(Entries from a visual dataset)

* BEGIN *

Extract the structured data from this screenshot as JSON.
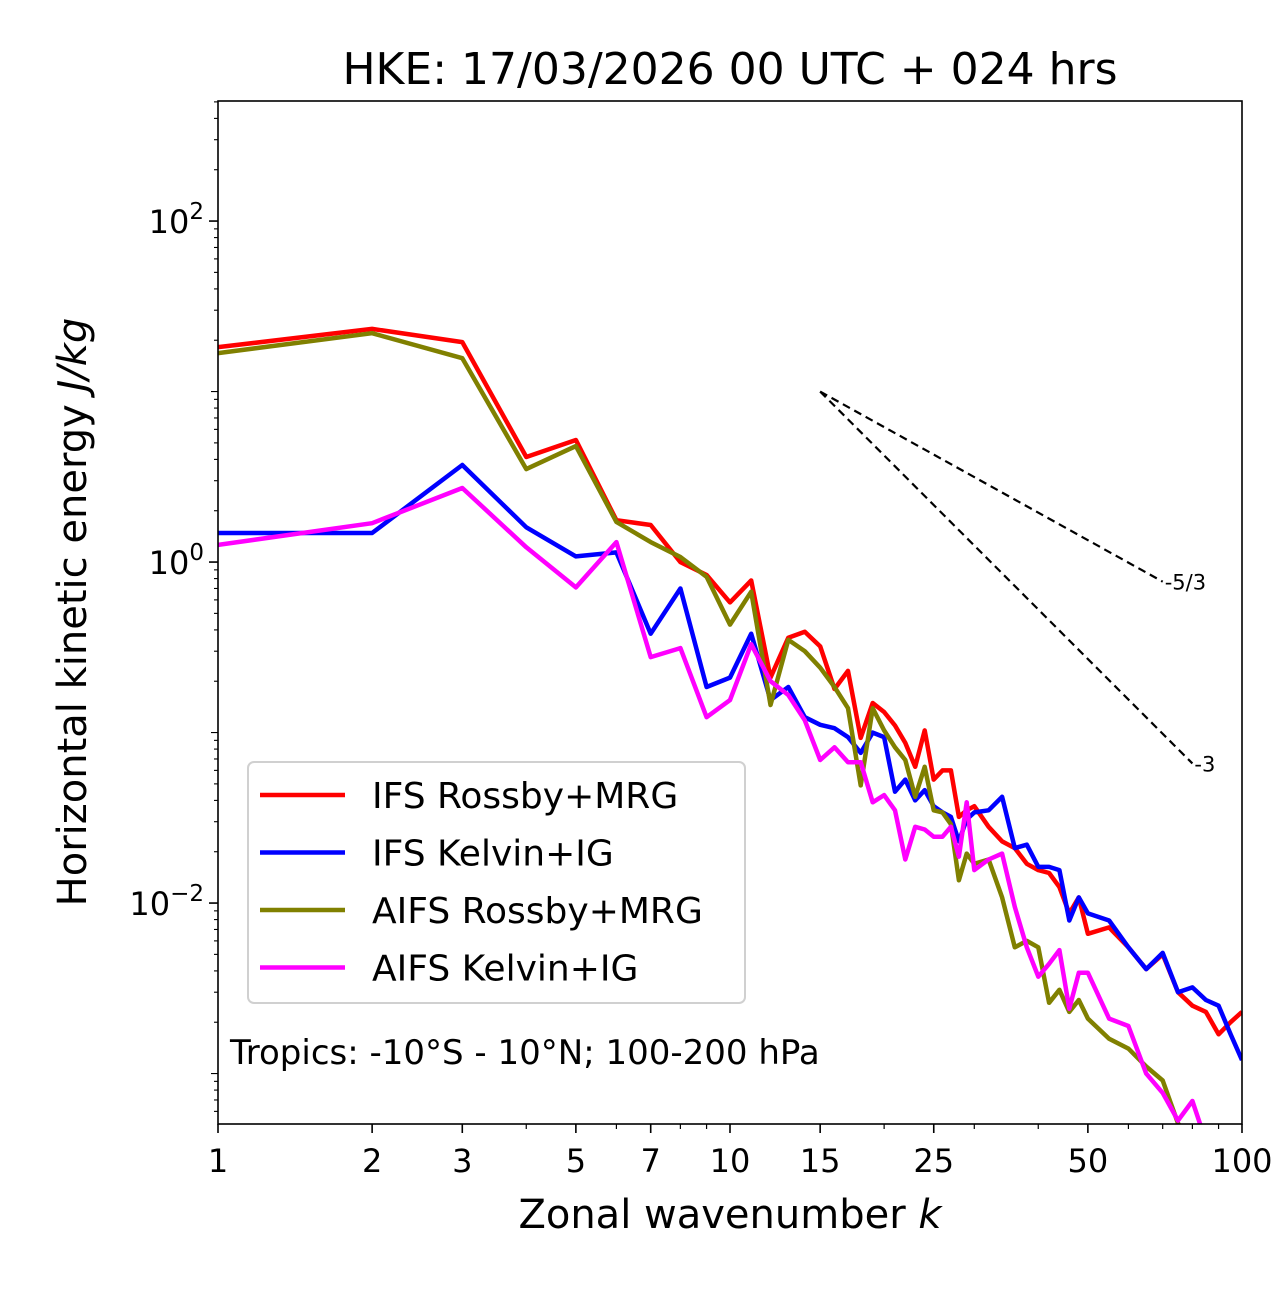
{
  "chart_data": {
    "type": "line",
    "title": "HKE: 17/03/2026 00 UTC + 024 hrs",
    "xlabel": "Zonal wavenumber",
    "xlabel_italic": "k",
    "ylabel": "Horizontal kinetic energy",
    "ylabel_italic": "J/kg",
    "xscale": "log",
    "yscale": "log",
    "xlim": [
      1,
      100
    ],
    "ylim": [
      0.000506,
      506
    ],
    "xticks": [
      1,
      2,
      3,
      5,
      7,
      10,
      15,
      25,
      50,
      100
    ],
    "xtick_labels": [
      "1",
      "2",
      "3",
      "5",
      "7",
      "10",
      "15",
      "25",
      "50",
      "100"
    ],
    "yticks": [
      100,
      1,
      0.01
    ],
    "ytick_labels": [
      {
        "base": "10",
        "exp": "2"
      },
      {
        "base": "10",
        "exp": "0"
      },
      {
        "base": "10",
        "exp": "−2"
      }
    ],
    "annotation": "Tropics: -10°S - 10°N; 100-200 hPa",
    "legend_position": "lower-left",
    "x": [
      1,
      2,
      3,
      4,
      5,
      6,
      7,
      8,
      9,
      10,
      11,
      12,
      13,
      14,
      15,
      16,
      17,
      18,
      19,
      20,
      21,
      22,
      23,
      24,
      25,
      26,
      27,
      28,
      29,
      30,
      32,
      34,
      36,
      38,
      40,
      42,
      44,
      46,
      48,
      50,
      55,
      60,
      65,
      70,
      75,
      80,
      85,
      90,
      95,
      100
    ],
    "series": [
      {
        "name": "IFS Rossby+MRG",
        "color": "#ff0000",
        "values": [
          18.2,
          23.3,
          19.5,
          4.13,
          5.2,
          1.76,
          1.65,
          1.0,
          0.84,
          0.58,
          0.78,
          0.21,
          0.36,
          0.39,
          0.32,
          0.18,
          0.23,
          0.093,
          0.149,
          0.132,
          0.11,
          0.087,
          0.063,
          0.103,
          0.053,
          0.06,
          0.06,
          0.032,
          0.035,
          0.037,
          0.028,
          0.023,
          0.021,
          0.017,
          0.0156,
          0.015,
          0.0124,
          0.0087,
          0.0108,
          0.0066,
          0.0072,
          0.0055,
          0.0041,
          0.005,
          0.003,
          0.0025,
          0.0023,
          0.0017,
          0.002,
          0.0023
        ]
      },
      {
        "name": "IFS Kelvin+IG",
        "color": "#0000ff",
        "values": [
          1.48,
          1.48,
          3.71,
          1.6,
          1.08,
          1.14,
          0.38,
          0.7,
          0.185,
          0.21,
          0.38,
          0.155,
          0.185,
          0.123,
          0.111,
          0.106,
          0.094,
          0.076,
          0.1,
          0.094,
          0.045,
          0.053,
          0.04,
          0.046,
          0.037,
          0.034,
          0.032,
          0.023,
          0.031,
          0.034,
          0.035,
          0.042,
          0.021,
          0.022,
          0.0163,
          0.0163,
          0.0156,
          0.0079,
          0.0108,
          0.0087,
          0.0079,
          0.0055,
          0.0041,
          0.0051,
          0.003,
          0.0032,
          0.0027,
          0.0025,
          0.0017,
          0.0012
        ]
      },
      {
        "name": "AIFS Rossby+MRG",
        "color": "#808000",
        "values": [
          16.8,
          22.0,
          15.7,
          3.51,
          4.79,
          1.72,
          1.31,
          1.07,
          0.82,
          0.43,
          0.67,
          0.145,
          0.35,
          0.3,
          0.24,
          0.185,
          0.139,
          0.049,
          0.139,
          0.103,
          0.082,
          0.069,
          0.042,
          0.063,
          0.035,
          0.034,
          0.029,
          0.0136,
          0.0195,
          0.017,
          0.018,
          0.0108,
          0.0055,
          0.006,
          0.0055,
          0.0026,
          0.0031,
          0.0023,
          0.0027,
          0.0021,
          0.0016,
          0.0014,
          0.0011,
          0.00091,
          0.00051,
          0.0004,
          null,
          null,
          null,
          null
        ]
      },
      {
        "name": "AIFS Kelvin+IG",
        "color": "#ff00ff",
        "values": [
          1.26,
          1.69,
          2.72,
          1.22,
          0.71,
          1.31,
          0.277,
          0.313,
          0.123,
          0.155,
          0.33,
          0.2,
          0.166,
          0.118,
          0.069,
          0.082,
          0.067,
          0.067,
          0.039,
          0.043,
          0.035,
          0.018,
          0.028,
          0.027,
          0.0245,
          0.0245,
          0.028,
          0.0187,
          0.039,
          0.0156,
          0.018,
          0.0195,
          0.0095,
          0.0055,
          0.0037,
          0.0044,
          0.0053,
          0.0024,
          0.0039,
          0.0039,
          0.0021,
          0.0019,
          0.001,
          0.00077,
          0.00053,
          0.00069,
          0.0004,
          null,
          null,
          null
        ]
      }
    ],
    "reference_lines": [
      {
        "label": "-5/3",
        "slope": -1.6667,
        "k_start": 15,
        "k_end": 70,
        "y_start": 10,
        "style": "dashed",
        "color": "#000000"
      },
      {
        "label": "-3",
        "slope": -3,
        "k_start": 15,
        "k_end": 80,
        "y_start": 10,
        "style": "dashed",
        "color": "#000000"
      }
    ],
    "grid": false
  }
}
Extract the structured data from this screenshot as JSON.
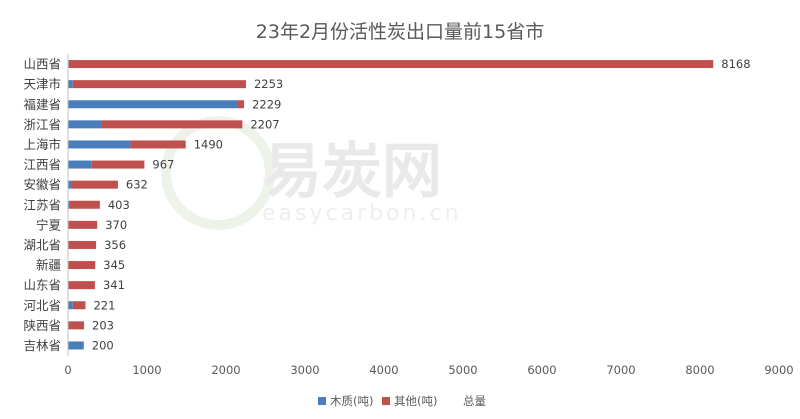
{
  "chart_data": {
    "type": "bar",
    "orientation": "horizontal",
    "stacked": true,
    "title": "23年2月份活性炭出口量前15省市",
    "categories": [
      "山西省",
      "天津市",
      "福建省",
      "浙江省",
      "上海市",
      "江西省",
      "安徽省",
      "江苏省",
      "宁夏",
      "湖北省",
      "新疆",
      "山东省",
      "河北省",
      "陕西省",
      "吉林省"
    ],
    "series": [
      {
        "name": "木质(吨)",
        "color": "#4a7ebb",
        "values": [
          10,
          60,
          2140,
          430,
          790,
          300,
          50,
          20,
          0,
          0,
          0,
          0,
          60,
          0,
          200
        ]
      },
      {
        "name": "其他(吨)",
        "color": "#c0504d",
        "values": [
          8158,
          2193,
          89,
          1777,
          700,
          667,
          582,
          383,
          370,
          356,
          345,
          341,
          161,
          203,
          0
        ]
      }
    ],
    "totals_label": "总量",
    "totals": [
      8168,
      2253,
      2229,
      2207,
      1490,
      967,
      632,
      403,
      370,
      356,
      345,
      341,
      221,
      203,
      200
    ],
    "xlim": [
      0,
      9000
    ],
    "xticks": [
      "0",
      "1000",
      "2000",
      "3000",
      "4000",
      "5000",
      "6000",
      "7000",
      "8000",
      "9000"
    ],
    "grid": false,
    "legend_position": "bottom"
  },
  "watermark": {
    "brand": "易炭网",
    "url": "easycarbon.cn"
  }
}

* END *

### REQUIREMENT
From the records given above, reproduce all text exactly and exclude each picture.

### RESPONSE
Extract the structured data from this screenshot as JSON.
{
  "chart_data": {
    "type": "line",
    "title": "HKE: 17/03/2026 00 UTC + 024 hrs",
    "xlabel": "Zonal wavenumber",
    "xlabel_italic": "k",
    "ylabel": "Horizontal kinetic energy",
    "ylabel_italic": "J/kg",
    "xscale": "log",
    "yscale": "log",
    "xlim": [
      1,
      100
    ],
    "ylim": [
      0.000506,
      506
    ],
    "xticks": [
      1,
      2,
      3,
      5,
      7,
      10,
      15,
      25,
      50,
      100
    ],
    "xtick_labels": [
      "1",
      "2",
      "3",
      "5",
      "7",
      "10",
      "15",
      "25",
      "50",
      "100"
    ],
    "yticks": [
      100,
      1,
      0.01
    ],
    "ytick_labels": [
      {
        "base": "10",
        "exp": "2"
      },
      {
        "base": "10",
        "exp": "0"
      },
      {
        "base": "10",
        "exp": "−2"
      }
    ],
    "annotation": "Tropics: -10°S - 10°N; 100-200 hPa",
    "legend_position": "lower-left",
    "x": [
      1,
      2,
      3,
      4,
      5,
      6,
      7,
      8,
      9,
      10,
      11,
      12,
      13,
      14,
      15,
      16,
      17,
      18,
      19,
      20,
      21,
      22,
      23,
      24,
      25,
      26,
      27,
      28,
      29,
      30,
      32,
      34,
      36,
      38,
      40,
      42,
      44,
      46,
      48,
      50,
      55,
      60,
      65,
      70,
      75,
      80,
      85,
      90,
      95,
      100
    ],
    "series": [
      {
        "name": "IFS Rossby+MRG",
        "color": "#ff0000",
        "values": [
          18.2,
          23.3,
          19.5,
          4.13,
          5.2,
          1.76,
          1.65,
          1.0,
          0.84,
          0.58,
          0.78,
          0.21,
          0.36,
          0.39,
          0.32,
          0.18,
          0.23,
          0.093,
          0.149,
          0.132,
          0.11,
          0.087,
          0.063,
          0.103,
          0.053,
          0.06,
          0.06,
          0.032,
          0.035,
          0.037,
          0.028,
          0.023,
          0.021,
          0.017,
          0.0156,
          0.015,
          0.0124,
          0.0087,
          0.0108,
          0.0066,
          0.0072,
          0.0055,
          0.0041,
          0.005,
          0.003,
          0.0025,
          0.0023,
          0.0017,
          0.002,
          0.0023
        ]
      },
      {
        "name": "IFS Kelvin+IG",
        "color": "#0000ff",
        "values": [
          1.48,
          1.48,
          3.71,
          1.6,
          1.08,
          1.14,
          0.38,
          0.7,
          0.185,
          0.21,
          0.38,
          0.155,
          0.185,
          0.123,
          0.111,
          0.106,
          0.094,
          0.076,
          0.1,
          0.094,
          0.045,
          0.053,
          0.04,
          0.046,
          0.037,
          0.034,
          0.032,
          0.023,
          0.031,
          0.034,
          0.035,
          0.042,
          0.021,
          0.022,
          0.0163,
          0.0163,
          0.0156,
          0.0079,
          0.0108,
          0.0087,
          0.0079,
          0.0055,
          0.0041,
          0.0051,
          0.003,
          0.0032,
          0.0027,
          0.0025,
          0.0017,
          0.0012
        ]
      },
      {
        "name": "AIFS Rossby+MRG",
        "color": "#808000",
        "values": [
          16.8,
          22.0,
          15.7,
          3.51,
          4.79,
          1.72,
          1.31,
          1.07,
          0.82,
          0.43,
          0.67,
          0.145,
          0.35,
          0.3,
          0.24,
          0.185,
          0.139,
          0.049,
          0.139,
          0.103,
          0.082,
          0.069,
          0.042,
          0.063,
          0.035,
          0.034,
          0.029,
          0.0136,
          0.0195,
          0.017,
          0.018,
          0.0108,
          0.0055,
          0.006,
          0.0055,
          0.0026,
          0.0031,
          0.0023,
          0.0027,
          0.0021,
          0.0016,
          0.0014,
          0.0011,
          0.00091,
          0.00051,
          0.0004,
          null,
          null,
          null,
          null
        ]
      },
      {
        "name": "AIFS Kelvin+IG",
        "color": "#ff00ff",
        "values": [
          1.26,
          1.69,
          2.72,
          1.22,
          0.71,
          1.31,
          0.277,
          0.313,
          0.123,
          0.155,
          0.33,
          0.2,
          0.166,
          0.118,
          0.069,
          0.082,
          0.067,
          0.067,
          0.039,
          0.043,
          0.035,
          0.018,
          0.028,
          0.027,
          0.0245,
          0.0245,
          0.028,
          0.0187,
          0.039,
          0.0156,
          0.018,
          0.0195,
          0.0095,
          0.0055,
          0.0037,
          0.0044,
          0.0053,
          0.0024,
          0.0039,
          0.0039,
          0.0021,
          0.0019,
          0.001,
          0.00077,
          0.00053,
          0.00069,
          0.0004,
          null,
          null,
          null
        ]
      }
    ],
    "reference_lines": [
      {
        "label": "-5/3",
        "slope": -1.6667,
        "k_start": 15,
        "k_end": 70,
        "y_start": 10,
        "style": "dashed",
        "color": "#000000"
      },
      {
        "label": "-3",
        "slope": -3,
        "k_start": 15,
        "k_end": 80,
        "y_start": 10,
        "style": "dashed",
        "color": "#000000"
      }
    ],
    "grid": false
  }
}
Extract the structured data from this screenshot as JSON.
{
  "chart_data": {
    "type": "bar",
    "orientation": "horizontal",
    "stacked": true,
    "title": "23年2月份活性炭出口量前15省市",
    "categories": [
      "山西省",
      "天津市",
      "福建省",
      "浙江省",
      "上海市",
      "江西省",
      "安徽省",
      "江苏省",
      "宁夏",
      "湖北省",
      "新疆",
      "山东省",
      "河北省",
      "陕西省",
      "吉林省"
    ],
    "series": [
      {
        "name": "木质(吨)",
        "color": "#4a7ebb",
        "values": [
          10,
          60,
          2140,
          430,
          790,
          300,
          50,
          20,
          0,
          0,
          0,
          0,
          60,
          0,
          200
        ]
      },
      {
        "name": "其他(吨)",
        "color": "#c0504d",
        "values": [
          8158,
          2193,
          89,
          1777,
          700,
          667,
          582,
          383,
          370,
          356,
          345,
          341,
          161,
          203,
          0
        ]
      }
    ],
    "totals_label": "总量",
    "totals": [
      8168,
      2253,
      2229,
      2207,
      1490,
      967,
      632,
      403,
      370,
      356,
      345,
      341,
      221,
      203,
      200
    ],
    "xlim": [
      0,
      9000
    ],
    "xticks": [
      "0",
      "1000",
      "2000",
      "3000",
      "4000",
      "5000",
      "6000",
      "7000",
      "8000",
      "9000"
    ],
    "grid": false,
    "legend_position": "bottom"
  },
  "watermark": {
    "brand": "易炭网",
    "url": "easycarbon.cn"
  }
}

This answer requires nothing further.